Provided data:
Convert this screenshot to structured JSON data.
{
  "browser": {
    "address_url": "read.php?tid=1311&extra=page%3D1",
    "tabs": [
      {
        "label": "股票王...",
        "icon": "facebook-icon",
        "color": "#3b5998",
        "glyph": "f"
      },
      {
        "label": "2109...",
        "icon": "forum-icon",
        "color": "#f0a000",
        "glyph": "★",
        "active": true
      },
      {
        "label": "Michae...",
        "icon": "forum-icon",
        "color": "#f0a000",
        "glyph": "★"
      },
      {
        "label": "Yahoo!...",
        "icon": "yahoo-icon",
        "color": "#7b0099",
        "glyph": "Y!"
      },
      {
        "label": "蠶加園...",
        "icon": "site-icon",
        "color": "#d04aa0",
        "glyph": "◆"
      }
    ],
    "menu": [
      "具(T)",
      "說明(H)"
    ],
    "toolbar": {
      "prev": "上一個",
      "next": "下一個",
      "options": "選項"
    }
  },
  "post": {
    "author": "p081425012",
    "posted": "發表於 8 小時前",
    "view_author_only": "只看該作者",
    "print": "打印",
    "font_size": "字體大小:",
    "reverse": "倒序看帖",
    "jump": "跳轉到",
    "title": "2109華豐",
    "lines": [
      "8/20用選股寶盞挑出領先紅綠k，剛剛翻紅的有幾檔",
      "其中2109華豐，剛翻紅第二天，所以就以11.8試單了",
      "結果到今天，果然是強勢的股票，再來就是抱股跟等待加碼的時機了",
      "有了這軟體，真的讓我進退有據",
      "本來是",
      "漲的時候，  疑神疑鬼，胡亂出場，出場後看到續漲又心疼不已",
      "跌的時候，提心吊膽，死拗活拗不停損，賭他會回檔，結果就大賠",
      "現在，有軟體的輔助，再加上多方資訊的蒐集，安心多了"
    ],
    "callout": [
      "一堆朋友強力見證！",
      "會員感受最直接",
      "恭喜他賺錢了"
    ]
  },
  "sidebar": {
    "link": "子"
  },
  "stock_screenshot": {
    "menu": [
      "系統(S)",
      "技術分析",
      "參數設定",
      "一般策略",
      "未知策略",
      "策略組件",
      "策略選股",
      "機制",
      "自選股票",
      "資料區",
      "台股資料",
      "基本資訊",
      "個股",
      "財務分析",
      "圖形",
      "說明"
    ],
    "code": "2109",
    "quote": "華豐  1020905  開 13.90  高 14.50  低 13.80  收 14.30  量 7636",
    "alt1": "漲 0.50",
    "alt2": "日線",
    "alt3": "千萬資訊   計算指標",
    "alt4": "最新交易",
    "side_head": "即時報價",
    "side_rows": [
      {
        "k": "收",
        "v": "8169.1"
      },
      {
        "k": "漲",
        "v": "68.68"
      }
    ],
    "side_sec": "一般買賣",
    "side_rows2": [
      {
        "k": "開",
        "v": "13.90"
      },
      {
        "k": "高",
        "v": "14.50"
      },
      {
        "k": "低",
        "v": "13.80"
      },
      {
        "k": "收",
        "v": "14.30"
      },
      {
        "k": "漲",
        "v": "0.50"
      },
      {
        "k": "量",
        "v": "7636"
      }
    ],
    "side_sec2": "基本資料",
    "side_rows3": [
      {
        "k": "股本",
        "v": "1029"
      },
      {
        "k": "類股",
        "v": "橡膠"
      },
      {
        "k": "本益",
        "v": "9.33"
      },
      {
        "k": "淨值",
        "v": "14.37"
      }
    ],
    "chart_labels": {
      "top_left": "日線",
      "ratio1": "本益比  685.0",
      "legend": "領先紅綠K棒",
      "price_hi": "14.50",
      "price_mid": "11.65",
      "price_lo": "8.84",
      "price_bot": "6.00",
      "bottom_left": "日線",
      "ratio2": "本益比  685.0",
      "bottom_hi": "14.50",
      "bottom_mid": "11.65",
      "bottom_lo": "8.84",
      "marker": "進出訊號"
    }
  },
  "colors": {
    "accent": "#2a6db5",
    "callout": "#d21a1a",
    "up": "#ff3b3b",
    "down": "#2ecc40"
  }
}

To be done:
Reproduce the entries above exactly.

Exercise response:
Convert this screenshot to structured JSON data.
{
  "browser": {
    "address_url": "read.php?tid=1311&extra=page%3D1",
    "tabs": [
      {
        "label": "股票王...",
        "icon": "facebook-icon",
        "color": "#3b5998",
        "glyph": "f"
      },
      {
        "label": "2109...",
        "icon": "forum-icon",
        "color": "#f0a000",
        "glyph": "★",
        "active": true
      },
      {
        "label": "Michae...",
        "icon": "forum-icon",
        "color": "#f0a000",
        "glyph": "★"
      },
      {
        "label": "Yahoo!...",
        "icon": "yahoo-icon",
        "color": "#7b0099",
        "glyph": "Y!"
      },
      {
        "label": "蠶加園...",
        "icon": "site-icon",
        "color": "#d04aa0",
        "glyph": "◆"
      }
    ],
    "menu": [
      "具(T)",
      "說明(H)"
    ],
    "toolbar": {
      "prev": "上一個",
      "next": "下一個",
      "options": "選項"
    }
  },
  "post": {
    "author": "p081425012",
    "posted": "發表於 8 小時前",
    "view_author_only": "只看該作者",
    "print": "打印",
    "font_size": "字體大小:",
    "reverse": "倒序看帖",
    "jump": "跳轉到",
    "title": "2109華豐",
    "lines": [
      "8/20用選股寶盞挑出領先紅綠k，剛剛翻紅的有幾檔",
      "其中2109華豐，剛翻紅第二天，所以就以11.8試單了",
      "結果到今天，果然是強勢的股票，再來就是抱股跟等待加碼的時機了",
      "有了這軟體，真的讓我進退有據",
      "本來是",
      "漲的時候，  疑神疑鬼，胡亂出場，出場後看到續漲又心疼不已",
      "跌的時候，提心吊膽，死拗活拗不停損，賭他會回檔，結果就大賠",
      "現在，有軟體的輔助，再加上多方資訊的蒐集，安心多了"
    ],
    "callout": [
      "一堆朋友強力見證！",
      "會員感受最直接",
      "恭喜他賺錢了"
    ]
  },
  "sidebar": {
    "link": "子"
  },
  "stock_screenshot": {
    "menu": [
      "系統(S)",
      "技術分析",
      "參數設定",
      "一般策略",
      "未知策略",
      "策略組件",
      "策略選股",
      "機制",
      "自選股票",
      "資料區",
      "台股資料",
      "基本資訊",
      "個股",
      "財務分析",
      "圖形",
      "說明"
    ],
    "code": "2109",
    "quote": "華豐  1020905  開 13.90  高 14.50  低 13.80  收 14.30  量 7636",
    "alt1": "漲 0.50",
    "alt2": "日線",
    "alt3": "千萬資訊   計算指標",
    "alt4": "最新交易",
    "side_head": "即時報價",
    "side_rows": [
      {
        "k": "收",
        "v": "8169.1"
      },
      {
        "k": "漲",
        "v": "68.68"
      }
    ],
    "side_sec": "一般買賣",
    "side_rows2": [
      {
        "k": "開",
        "v": "13.90"
      },
      {
        "k": "高",
        "v": "14.50"
      },
      {
        "k": "低",
        "v": "13.80"
      },
      {
        "k": "收",
        "v": "14.30"
      },
      {
        "k": "漲",
        "v": "0.50"
      },
      {
        "k": "量",
        "v": "7636"
      }
    ],
    "side_sec2": "基本資料",
    "side_rows3": [
      {
        "k": "股本",
        "v": "1029"
      },
      {
        "k": "類股",
        "v": "橡膠"
      },
      {
        "k": "本益",
        "v": "9.33"
      },
      {
        "k": "淨值",
        "v": "14.37"
      }
    ],
    "chart_labels": {
      "top_left": "日線",
      "ratio1": "本益比  685.0",
      "legend": "領先紅綠K棒",
      "price_hi": "14.50",
      "price_mid": "11.65",
      "price_lo": "8.84",
      "price_bot": "6.00",
      "bottom_left": "日線",
      "ratio2": "本益比  685.0",
      "bottom_hi": "14.50",
      "bottom_mid": "11.65",
      "bottom_lo": "8.84",
      "marker": "進出訊號"
    }
  },
  "colors": {
    "accent": "#2a6db5",
    "callout": "#d21a1a",
    "up": "#ff3b3b",
    "down": "#2ecc40"
  }
}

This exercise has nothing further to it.